GIVEN REQUEST: From the entries below, list each line with "بفتح".

SUPPLIED DATA:

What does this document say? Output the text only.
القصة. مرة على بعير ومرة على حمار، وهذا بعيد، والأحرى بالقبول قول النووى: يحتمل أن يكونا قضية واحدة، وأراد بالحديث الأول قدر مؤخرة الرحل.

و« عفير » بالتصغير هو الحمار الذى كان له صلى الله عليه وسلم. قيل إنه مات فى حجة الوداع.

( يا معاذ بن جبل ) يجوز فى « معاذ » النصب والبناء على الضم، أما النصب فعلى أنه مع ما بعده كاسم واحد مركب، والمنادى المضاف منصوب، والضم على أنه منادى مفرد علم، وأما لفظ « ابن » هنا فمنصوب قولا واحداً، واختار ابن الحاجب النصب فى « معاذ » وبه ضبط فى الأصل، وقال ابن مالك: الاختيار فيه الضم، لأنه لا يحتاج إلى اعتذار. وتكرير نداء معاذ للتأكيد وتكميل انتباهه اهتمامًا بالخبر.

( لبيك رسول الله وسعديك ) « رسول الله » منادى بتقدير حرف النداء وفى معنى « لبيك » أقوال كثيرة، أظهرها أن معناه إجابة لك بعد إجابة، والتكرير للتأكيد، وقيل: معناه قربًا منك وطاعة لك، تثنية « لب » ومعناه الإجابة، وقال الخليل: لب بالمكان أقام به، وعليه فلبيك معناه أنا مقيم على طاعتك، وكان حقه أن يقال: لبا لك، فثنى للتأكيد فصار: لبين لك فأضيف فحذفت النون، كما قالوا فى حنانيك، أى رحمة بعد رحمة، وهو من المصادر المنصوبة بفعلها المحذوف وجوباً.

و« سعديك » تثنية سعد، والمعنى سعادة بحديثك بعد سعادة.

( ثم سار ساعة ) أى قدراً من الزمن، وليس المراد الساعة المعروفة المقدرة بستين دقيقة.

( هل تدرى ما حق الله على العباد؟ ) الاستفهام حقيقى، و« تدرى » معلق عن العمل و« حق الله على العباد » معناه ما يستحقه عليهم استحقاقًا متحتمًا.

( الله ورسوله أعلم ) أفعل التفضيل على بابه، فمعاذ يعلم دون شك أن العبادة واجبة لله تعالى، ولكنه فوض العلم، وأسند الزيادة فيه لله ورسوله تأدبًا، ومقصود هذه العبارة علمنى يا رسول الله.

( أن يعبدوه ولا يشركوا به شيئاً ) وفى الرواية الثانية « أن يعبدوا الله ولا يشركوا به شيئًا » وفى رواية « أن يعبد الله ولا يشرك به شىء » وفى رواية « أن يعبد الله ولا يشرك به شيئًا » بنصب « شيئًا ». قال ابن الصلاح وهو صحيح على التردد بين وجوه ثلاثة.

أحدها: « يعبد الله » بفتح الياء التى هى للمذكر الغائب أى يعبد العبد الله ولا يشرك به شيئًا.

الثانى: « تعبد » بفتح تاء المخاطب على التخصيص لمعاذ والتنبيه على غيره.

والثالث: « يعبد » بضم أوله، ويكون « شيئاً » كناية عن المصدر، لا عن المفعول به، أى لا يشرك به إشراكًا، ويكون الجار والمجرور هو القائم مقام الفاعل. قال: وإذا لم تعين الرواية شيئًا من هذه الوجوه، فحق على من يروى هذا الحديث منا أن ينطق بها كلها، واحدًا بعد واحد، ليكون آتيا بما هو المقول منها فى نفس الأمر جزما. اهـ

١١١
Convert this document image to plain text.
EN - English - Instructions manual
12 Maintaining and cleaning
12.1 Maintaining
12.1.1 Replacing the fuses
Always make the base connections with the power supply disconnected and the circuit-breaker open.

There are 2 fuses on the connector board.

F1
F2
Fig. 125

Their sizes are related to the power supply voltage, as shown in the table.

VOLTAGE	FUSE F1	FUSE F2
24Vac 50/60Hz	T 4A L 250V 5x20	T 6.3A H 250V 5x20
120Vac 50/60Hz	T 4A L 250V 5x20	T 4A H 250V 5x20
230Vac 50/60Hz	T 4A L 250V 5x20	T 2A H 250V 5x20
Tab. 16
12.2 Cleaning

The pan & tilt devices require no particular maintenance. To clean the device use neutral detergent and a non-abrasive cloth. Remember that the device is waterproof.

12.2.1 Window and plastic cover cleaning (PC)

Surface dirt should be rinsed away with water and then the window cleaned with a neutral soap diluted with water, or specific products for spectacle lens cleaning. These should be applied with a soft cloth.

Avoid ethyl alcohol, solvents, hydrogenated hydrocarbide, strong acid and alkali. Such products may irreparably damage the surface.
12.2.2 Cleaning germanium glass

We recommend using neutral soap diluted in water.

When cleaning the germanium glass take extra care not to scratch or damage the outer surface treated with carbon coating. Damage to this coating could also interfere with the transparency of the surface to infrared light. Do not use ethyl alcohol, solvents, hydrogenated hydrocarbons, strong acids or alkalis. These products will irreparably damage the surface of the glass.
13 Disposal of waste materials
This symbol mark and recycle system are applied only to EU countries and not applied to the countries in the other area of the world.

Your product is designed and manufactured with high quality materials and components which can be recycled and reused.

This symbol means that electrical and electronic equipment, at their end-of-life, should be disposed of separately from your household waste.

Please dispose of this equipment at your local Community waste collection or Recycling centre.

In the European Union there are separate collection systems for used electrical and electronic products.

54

SOLVED PROBLEM:
أحدها: « يعبد الله » بفتح الياء التى هى للمذكر الغائب أى يعبد العبد الله ولا يشرك به شيئًا.
الثانى: « تعبد » بفتح تاء المخاطب على التخصيص لمعاذ والتنبيه على غيره.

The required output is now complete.